Reproduce every entry in the listing without alteration.

(Lines of data)
■ ■ ■
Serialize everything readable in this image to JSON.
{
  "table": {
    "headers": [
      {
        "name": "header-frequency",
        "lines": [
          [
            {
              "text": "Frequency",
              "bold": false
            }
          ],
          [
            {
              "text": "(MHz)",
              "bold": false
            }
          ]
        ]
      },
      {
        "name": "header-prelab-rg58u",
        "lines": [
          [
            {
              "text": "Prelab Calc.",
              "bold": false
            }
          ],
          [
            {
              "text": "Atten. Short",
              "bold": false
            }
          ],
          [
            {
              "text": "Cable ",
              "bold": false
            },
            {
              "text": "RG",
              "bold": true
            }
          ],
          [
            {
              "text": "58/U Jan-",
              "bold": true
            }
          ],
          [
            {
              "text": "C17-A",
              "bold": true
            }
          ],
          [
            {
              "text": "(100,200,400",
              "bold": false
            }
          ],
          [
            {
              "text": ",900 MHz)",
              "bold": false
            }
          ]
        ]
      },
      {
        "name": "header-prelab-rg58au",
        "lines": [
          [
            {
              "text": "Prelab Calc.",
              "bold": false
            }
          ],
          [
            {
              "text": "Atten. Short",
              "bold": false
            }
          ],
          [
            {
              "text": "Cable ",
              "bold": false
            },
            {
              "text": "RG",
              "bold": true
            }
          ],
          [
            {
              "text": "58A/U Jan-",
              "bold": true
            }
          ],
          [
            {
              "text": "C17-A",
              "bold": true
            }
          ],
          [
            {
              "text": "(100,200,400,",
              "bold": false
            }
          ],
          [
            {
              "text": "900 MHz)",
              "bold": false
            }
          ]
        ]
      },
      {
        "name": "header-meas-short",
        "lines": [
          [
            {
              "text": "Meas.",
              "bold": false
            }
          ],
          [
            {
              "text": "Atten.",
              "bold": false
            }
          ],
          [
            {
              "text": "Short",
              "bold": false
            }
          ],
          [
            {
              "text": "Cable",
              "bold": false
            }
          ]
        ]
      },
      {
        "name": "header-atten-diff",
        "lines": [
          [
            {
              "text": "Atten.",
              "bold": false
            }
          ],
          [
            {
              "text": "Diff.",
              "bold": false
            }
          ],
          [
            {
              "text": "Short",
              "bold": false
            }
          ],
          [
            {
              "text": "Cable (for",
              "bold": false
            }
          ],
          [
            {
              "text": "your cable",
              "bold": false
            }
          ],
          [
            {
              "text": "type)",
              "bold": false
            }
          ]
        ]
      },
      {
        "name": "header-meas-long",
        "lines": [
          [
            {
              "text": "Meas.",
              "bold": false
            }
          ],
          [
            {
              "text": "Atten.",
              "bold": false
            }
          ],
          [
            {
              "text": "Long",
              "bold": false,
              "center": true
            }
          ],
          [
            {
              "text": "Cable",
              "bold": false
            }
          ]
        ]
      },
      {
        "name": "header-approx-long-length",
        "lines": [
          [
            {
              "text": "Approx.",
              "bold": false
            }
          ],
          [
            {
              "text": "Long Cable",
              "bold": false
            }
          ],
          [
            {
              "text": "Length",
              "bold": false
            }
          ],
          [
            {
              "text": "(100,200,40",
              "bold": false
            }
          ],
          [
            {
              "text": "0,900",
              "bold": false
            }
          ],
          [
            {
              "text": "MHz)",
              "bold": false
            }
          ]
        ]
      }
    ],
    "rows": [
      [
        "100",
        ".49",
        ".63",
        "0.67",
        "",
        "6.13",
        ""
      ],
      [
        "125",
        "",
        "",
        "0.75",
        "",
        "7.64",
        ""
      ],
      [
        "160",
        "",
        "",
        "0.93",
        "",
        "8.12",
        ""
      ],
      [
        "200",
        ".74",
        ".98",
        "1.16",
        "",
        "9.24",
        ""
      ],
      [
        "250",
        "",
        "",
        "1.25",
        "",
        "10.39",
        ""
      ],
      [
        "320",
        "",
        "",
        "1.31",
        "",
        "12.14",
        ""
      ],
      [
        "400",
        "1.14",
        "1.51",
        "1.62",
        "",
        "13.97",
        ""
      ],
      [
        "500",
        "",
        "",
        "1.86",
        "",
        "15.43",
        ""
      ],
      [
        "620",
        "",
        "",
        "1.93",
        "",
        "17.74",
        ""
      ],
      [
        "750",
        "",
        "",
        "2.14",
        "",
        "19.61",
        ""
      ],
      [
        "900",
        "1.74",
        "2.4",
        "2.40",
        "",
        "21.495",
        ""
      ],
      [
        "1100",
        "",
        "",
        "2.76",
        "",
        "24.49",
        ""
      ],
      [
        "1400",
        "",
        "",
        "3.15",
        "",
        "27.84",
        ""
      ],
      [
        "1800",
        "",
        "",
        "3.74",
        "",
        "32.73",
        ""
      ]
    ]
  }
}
■ ■ ■
= Finished task =
Serialize everything readable in this image to JSON.
{
  "table": {
    "headers": [
      {
        "name": "header-frequency",
        "lines": [
          [
            {
              "text": "Frequency",
              "bold": false
            }
          ],
          [
            {
              "text": "(MHz)",
              "bold": false
            }
          ]
        ]
      },
      {
        "name": "header-prelab-rg58u",
        "lines": [
          [
            {
              "text": "Prelab Calc.",
              "bold": false
            }
          ],
          [
            {
              "text": "Atten. Short",
              "bold": false
            }
          ],
          [
            {
              "text": "Cable ",
              "bold": false
            },
            {
              "text": "RG",
              "bold": true
            }
          ],
          [
            {
              "text": "58/U Jan-",
              "bold": true
            }
          ],
          [
            {
              "text": "C17-A",
              "bold": true
            }
          ],
          [
            {
              "text": "(100,200,400",
              "bold": false
            }
          ],
          [
            {
              "text": ",900 MHz)",
              "bold": false
            }
          ]
        ]
      },
      {
        "name": "header-prelab-rg58au",
        "lines": [
          [
            {
              "text": "Prelab Calc.",
              "bold": false
            }
          ],
          [
            {
              "text": "Atten. Short",
              "bold": false
            }
          ],
          [
            {
              "text": "Cable ",
              "bold": false
            },
            {
              "text": "RG",
              "bold": true
            }
          ],
          [
            {
              "text": "58A/U Jan-",
              "bold": true
            }
          ],
          [
            {
              "text": "C17-A",
              "bold": true
            }
          ],
          [
            {
              "text": "(100,200,400,",
              "bold": false
            }
          ],
          [
            {
              "text": "900 MHz)",
              "bold": false
            }
          ]
        ]
      },
      {
        "name": "header-meas-short",
        "lines": [
          [
            {
              "text": "Meas.",
              "bold": false
            }
          ],
          [
            {
              "text": "Atten.",
              "bold": false
            }
          ],
          [
            {
              "text": "Short",
              "bold": false
            }
          ],
          [
            {
              "text": "Cable",
              "bold": false
            }
          ]
        ]
      },
      {
        "name": "header-atten-diff",
        "lines": [
          [
            {
              "text": "Atten.",
              "bold": false
            }
          ],
          [
            {
              "text": "Diff.",
              "bold": false
            }
          ],
          [
            {
              "text": "Short",
              "bold": false
            }
          ],
          [
            {
              "text": "Cable (for",
              "bold": false
            }
          ],
          [
            {
              "text": "your cable",
              "bold": false
            }
          ],
          [
            {
              "text": "type)",
              "bold": false
            }
          ]
        ]
      },
      {
        "name": "header-meas-long",
        "lines": [
          [
            {
              "text": "Meas.",
              "bold": false
            }
          ],
          [
            {
              "text": "Atten.",
              "bold": false
            }
          ],
          [
            {
              "text": "Long",
              "bold": false,
              "center": true
            }
          ],
          [
            {
              "text": "Cable",
              "bold": false
            }
          ]
        ]
      },
      {
        "name": "header-approx-long-length",
        "lines": [
          [
            {
              "text": "Approx.",
              "bold": false
            }
          ],
          [
            {
              "text": "Long Cable",
              "bold": false
            }
          ],
          [
            {
              "text": "Length",
              "bold": false
            }
          ],
          [
            {
              "text": "(100,200,40",
              "bold": false
            }
          ],
          [
            {
              "text": "0,900",
              "bold": false
            }
          ],
          [
            {
              "text": "MHz)",
              "bold": false
            }
          ]
        ]
      }
    ],
    "rows": [
      [
        "100",
        ".49",
        ".63",
        "0.67",
        "",
        "6.13",
        ""
      ],
      [
        "125",
        "",
        "",
        "0.75",
        "",
        "7.64",
        ""
      ],
      [
        "160",
        "",
        "",
        "0.93",
        "",
        "8.12",
        ""
      ],
      [
        "200",
        ".74",
        ".98",
        "1.16",
        "",
        "9.24",
        ""
      ],
      [
        "250",
        "",
        "",
        "1.25",
        "",
        "10.39",
        ""
      ],
      [
        "320",
        "",
        "",
        "1.31",
        "",
        "12.14",
        ""
      ],
      [
        "400",
        "1.14",
        "1.51",
        "1.62",
        "",
        "13.97",
        ""
      ],
      [
        "500",
        "",
        "",
        "1.86",
        "",
        "15.43",
        ""
      ],
      [
        "620",
        "",
        "",
        "1.93",
        "",
        "17.74",
        ""
      ],
      [
        "750",
        "",
        "",
        "2.14",
        "",
        "19.61",
        ""
      ],
      [
        "900",
        "1.74",
        "2.4",
        "2.40",
        "",
        "21.495",
        ""
      ],
      [
        "1100",
        "",
        "",
        "2.76",
        "",
        "24.49",
        ""
      ],
      [
        "1400",
        "",
        "",
        "3.15",
        "",
        "27.84",
        ""
      ],
      [
        "1800",
        "",
        "",
        "3.74",
        "",
        "32.73",
        ""
      ]
    ]
  }
}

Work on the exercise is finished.